> _Written request_
Copy whichever lines contain the string "filled".

○ ○ ○ ○ ○

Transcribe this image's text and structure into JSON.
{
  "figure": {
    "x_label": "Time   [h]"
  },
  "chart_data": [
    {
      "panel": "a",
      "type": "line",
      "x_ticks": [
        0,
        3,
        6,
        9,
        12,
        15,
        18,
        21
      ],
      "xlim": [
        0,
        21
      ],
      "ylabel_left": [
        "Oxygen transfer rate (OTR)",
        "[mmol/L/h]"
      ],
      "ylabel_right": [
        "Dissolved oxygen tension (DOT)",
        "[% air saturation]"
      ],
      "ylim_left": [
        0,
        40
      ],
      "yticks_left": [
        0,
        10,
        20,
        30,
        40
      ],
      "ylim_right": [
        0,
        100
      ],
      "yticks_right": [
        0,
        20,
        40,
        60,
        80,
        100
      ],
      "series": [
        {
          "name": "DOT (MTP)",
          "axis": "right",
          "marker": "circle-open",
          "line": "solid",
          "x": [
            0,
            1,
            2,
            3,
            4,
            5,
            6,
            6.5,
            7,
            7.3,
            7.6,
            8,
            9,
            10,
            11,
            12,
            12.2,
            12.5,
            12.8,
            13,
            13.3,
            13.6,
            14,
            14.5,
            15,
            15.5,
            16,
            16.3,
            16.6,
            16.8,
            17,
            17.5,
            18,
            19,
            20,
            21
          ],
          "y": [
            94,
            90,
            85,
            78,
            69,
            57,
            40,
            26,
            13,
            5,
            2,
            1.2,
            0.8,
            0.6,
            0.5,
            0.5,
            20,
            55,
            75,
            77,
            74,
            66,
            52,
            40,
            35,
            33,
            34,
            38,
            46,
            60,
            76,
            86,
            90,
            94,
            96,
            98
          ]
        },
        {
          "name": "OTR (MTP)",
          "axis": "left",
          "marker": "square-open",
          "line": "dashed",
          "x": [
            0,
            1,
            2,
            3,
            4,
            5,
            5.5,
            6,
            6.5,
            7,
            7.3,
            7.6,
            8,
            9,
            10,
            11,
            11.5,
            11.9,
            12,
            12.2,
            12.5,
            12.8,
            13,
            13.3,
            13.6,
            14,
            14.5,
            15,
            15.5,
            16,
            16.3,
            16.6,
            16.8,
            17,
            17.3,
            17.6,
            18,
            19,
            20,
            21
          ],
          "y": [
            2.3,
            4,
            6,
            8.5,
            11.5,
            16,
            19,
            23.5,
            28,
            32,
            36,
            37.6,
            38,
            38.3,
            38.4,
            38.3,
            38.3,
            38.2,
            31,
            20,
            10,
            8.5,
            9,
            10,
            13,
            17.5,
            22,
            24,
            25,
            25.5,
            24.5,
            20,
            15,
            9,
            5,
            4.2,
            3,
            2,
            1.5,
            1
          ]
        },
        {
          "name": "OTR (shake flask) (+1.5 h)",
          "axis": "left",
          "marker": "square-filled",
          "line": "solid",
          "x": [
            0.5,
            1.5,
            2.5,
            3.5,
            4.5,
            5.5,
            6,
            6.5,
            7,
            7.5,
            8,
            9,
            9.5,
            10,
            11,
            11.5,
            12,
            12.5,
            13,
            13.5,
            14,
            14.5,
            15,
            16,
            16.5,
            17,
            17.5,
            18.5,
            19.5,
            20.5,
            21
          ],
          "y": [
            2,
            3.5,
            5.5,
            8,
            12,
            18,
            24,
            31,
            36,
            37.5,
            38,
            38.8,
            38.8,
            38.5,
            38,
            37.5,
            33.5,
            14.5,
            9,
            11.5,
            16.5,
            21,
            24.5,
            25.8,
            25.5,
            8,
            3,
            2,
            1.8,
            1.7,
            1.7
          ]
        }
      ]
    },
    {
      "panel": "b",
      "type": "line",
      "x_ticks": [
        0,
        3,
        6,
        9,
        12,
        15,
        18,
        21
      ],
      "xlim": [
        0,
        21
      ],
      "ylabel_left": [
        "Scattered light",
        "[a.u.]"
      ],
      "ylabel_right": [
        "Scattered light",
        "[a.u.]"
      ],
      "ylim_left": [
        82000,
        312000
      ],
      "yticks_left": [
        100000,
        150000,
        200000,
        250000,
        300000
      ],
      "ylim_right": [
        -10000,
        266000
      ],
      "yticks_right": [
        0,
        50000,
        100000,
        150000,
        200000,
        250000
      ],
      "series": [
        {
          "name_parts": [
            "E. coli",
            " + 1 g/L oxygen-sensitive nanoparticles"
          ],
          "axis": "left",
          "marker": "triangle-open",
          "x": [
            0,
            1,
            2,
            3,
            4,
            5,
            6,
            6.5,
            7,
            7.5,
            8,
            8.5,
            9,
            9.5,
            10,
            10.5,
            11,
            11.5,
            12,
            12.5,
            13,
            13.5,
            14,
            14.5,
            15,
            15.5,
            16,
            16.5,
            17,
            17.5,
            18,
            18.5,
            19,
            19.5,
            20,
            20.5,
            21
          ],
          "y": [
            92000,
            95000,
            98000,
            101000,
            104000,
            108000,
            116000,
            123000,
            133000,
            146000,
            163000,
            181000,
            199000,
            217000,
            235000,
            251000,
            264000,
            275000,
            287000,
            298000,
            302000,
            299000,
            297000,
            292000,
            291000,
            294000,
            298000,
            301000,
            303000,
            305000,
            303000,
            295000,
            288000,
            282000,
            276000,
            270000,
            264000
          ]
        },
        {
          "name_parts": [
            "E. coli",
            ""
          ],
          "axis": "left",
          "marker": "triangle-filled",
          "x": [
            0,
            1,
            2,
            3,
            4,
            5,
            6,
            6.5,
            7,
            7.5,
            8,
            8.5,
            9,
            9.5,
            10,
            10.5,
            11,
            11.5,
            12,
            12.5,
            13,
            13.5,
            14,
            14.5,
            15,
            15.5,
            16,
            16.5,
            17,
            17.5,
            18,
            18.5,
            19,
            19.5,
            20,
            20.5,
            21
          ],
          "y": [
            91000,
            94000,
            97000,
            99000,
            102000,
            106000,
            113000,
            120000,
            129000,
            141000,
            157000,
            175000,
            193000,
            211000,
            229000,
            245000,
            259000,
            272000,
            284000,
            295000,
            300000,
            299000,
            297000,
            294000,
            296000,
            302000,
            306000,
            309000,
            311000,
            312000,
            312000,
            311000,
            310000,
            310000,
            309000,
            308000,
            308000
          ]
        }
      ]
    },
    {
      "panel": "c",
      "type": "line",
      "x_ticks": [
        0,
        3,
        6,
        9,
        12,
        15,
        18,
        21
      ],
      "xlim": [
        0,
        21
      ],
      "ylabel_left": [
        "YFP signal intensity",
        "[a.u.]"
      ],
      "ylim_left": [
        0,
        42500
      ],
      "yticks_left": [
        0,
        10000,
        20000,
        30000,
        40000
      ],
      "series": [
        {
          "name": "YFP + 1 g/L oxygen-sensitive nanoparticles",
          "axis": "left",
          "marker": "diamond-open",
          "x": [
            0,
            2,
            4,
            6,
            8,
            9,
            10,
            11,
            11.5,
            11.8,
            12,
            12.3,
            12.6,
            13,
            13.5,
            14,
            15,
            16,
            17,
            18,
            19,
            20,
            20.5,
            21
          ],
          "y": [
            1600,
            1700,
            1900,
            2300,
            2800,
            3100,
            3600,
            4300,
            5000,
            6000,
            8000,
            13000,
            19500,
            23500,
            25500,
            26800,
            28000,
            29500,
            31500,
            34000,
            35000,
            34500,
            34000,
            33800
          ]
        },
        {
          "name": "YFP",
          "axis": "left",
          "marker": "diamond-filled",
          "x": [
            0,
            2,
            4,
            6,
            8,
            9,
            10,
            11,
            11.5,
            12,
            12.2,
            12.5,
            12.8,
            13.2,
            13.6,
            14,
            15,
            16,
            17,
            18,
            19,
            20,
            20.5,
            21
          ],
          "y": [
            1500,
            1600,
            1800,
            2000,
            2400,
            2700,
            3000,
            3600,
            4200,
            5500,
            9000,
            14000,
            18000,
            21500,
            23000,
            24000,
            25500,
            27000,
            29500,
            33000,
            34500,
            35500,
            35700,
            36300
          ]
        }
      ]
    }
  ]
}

○ ○ ○ ○ ○

> _Solution_
          "marker": "square-filled",
          "marker": "triangle-filled",
          "marker": "diamond-filled",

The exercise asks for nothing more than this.